Task requirements. Look through the data below and count each line where the word "dashed" appears. Reply with the count alone.

### Records

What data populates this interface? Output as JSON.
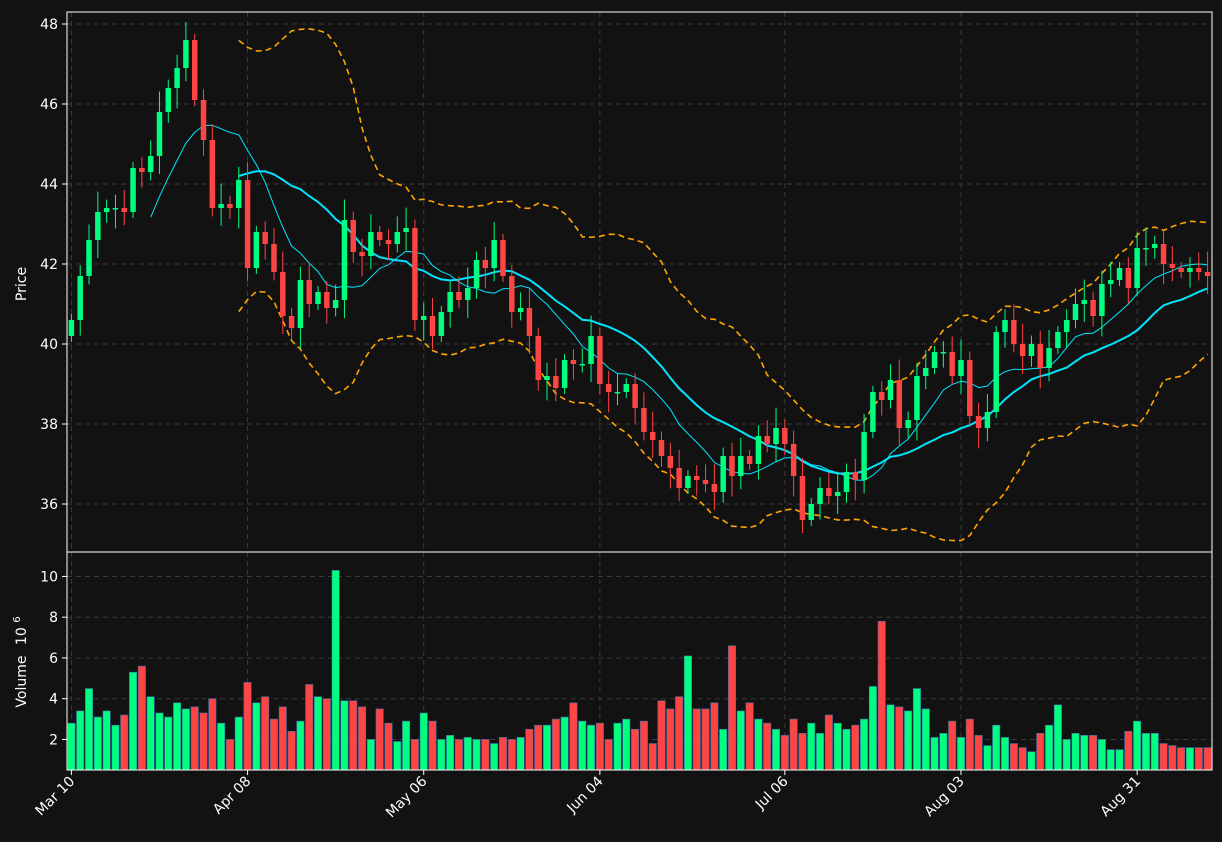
{
  "chart_data": [
    {
      "type": "candlestick",
      "panel": "price",
      "ylabel": "Price",
      "ylim": [
        34.8,
        48.3
      ],
      "yticks": [
        36,
        38,
        40,
        42,
        44,
        46,
        48
      ],
      "xticks": [
        "Mar 10",
        "Apr 08",
        "May 06",
        "Jun 04",
        "Jul 06",
        "Aug 03",
        "Aug 31"
      ],
      "grid": true,
      "n_bars": 130,
      "up_color": "#00ff80",
      "down_color": "#ff4444",
      "close": [
        40.6,
        41.7,
        42.6,
        43.3,
        43.4,
        43.4,
        43.3,
        44.4,
        44.3,
        44.7,
        45.8,
        46.4,
        46.9,
        47.6,
        46.1,
        45.1,
        43.4,
        43.5,
        43.4,
        44.1,
        41.9,
        42.8,
        42.5,
        41.8,
        40.7,
        40.4,
        41.6,
        41.0,
        41.3,
        40.9,
        41.1,
        43.1,
        42.3,
        42.2,
        42.8,
        42.6,
        42.5,
        42.8,
        42.9,
        40.6,
        40.7,
        40.2,
        40.8,
        41.3,
        41.1,
        41.4,
        42.1,
        41.9,
        42.6,
        41.7,
        40.8,
        40.9,
        40.2,
        39.1,
        39.2,
        38.9,
        39.6,
        39.5,
        39.5,
        40.2,
        39.0,
        38.8,
        38.8,
        39.0,
        38.4,
        37.8,
        37.6,
        37.2,
        36.9,
        36.4,
        36.7,
        36.6,
        36.5,
        36.3,
        37.2,
        36.7,
        37.2,
        37.0,
        37.7,
        37.5,
        37.9,
        37.5,
        36.7,
        35.6,
        36.0,
        36.4,
        36.2,
        36.3,
        36.8,
        36.6,
        37.8,
        38.8,
        38.6,
        39.1,
        37.9,
        38.1,
        39.2,
        39.4,
        39.8,
        39.8,
        39.2,
        39.6,
        38.2,
        37.9,
        38.3,
        40.3,
        40.6,
        40.0,
        39.7,
        40.0,
        39.4,
        39.9,
        40.3,
        40.6,
        41.0,
        41.1,
        40.7,
        41.5,
        41.6,
        41.9,
        41.4,
        42.4,
        42.4,
        42.5,
        42.0,
        41.9,
        41.8,
        41.9,
        41.8,
        41.7
      ],
      "volume_colors_note": "up bars green, down bars red",
      "overlays": [
        {
          "name": "",
          "color": "#00e5ff",
          "style": "solid-thin"
        },
        {
          "name": "",
          "color": "#00e5ff",
          "style": "solid-thick"
        },
        {
          "name": "",
          "color": "#ffa500",
          "style": "dashed-upper"
        },
        {
          "name": "",
          "color": "#ffa500",
          "style": "dashed-lower"
        }
      ]
    },
    {
      "type": "bar",
      "panel": "volume",
      "ylabel": "Volume",
      "ylabel_exponent": "10",
      "ylabel_exponent_power": "6",
      "ylim": [
        0.5,
        11.2
      ],
      "yticks": [
        2,
        4,
        6,
        8,
        10
      ],
      "values": [
        2.8,
        3.4,
        4.5,
        3.1,
        3.4,
        2.7,
        3.2,
        5.3,
        5.6,
        4.1,
        3.3,
        3.1,
        3.8,
        3.5,
        3.6,
        3.3,
        4.0,
        2.8,
        2.0,
        3.1,
        4.8,
        3.8,
        4.1,
        3.0,
        3.6,
        2.4,
        2.9,
        4.7,
        4.1,
        4.0,
        10.3,
        3.9,
        3.9,
        3.6,
        2.0,
        3.5,
        2.8,
        1.9,
        2.9,
        2.0,
        3.3,
        2.9,
        2.0,
        2.2,
        2.0,
        2.1,
        2.0,
        2.0,
        1.8,
        2.1,
        2.0,
        2.1,
        2.5,
        2.7,
        2.7,
        3.0,
        3.1,
        3.8,
        2.9,
        2.7,
        2.8,
        2.0,
        2.8,
        3.0,
        2.5,
        2.9,
        1.8,
        3.9,
        3.5,
        4.1,
        6.1,
        3.5,
        3.5,
        3.8,
        2.5,
        6.6,
        3.4,
        3.8,
        3.0,
        2.8,
        2.5,
        2.2,
        3.0,
        2.3,
        2.8,
        2.3,
        3.2,
        2.8,
        2.5,
        2.7,
        3.0,
        4.6,
        7.8,
        3.7,
        3.6,
        3.4,
        4.5,
        3.5,
        2.1,
        2.3,
        2.9,
        2.1,
        3.0,
        2.2,
        1.7,
        2.7,
        2.1,
        1.8,
        1.6,
        1.4,
        2.3,
        2.7,
        3.7,
        2.0,
        2.3,
        2.2,
        2.2,
        2.0,
        1.5,
        1.5,
        2.4,
        2.9,
        2.3,
        2.3,
        1.8,
        1.7,
        1.6,
        1.6,
        1.6,
        1.6
      ]
    }
  ],
  "colors": {
    "background": "#121212",
    "grid": "#3a3a3a",
    "axes_frame": "#ffffff",
    "text": "#ffffff",
    "up": "#00ff80",
    "down": "#ff4444",
    "ma_line": "#00e5ff",
    "band_line": "#ffa500"
  }
}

######

The answer. 2